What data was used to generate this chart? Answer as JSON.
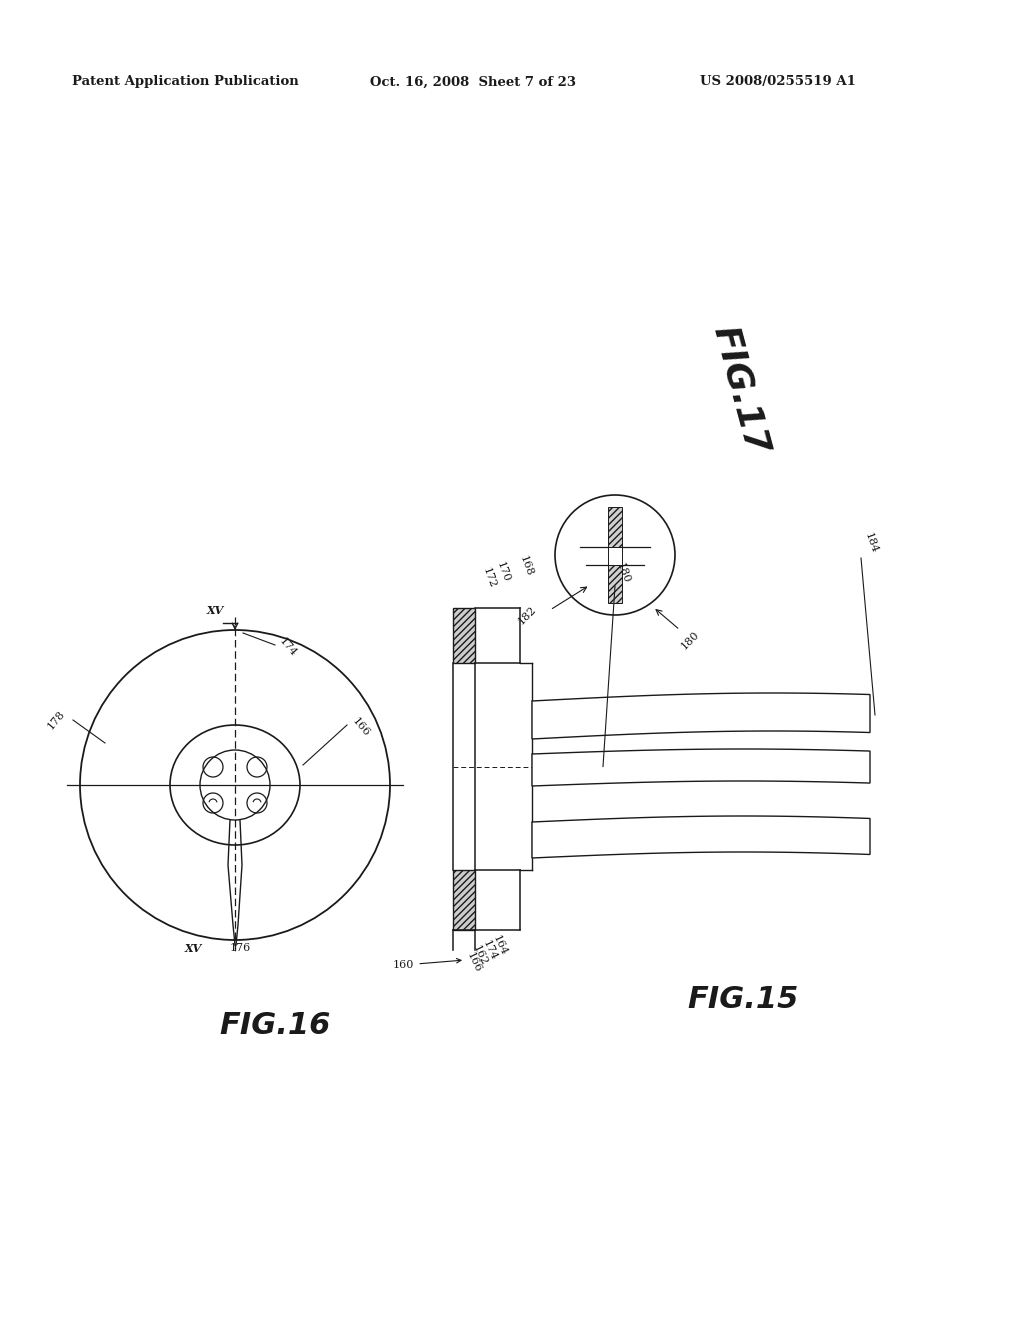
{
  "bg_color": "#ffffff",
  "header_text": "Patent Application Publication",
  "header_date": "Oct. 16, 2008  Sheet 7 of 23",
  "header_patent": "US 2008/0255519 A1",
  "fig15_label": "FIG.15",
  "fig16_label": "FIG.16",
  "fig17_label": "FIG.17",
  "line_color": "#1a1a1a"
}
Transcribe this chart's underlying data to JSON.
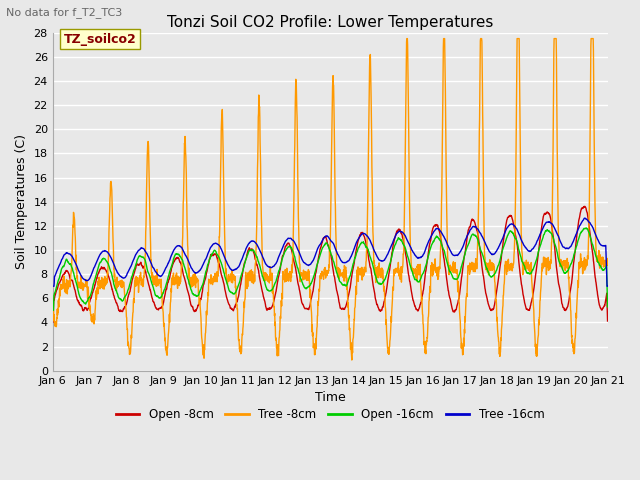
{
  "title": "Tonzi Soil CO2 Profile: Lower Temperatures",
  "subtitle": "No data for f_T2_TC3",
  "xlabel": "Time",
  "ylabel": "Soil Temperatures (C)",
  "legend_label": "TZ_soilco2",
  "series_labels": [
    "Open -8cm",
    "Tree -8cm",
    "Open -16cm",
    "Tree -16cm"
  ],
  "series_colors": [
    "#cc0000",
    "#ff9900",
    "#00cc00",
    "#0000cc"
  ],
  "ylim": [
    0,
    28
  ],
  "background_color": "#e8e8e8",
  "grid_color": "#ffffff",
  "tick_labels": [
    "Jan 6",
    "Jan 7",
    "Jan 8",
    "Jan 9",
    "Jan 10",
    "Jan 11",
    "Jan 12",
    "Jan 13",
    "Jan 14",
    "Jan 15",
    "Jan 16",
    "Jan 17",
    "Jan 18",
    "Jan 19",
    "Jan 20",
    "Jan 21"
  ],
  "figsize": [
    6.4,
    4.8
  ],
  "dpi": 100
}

* OBJECTIVE
Pull every line containing "JSON" out of the data above.

* FULL ANSWER
What data was used to generate this chart? Answer as JSON.
Transcribe this chart's underlying data to JSON.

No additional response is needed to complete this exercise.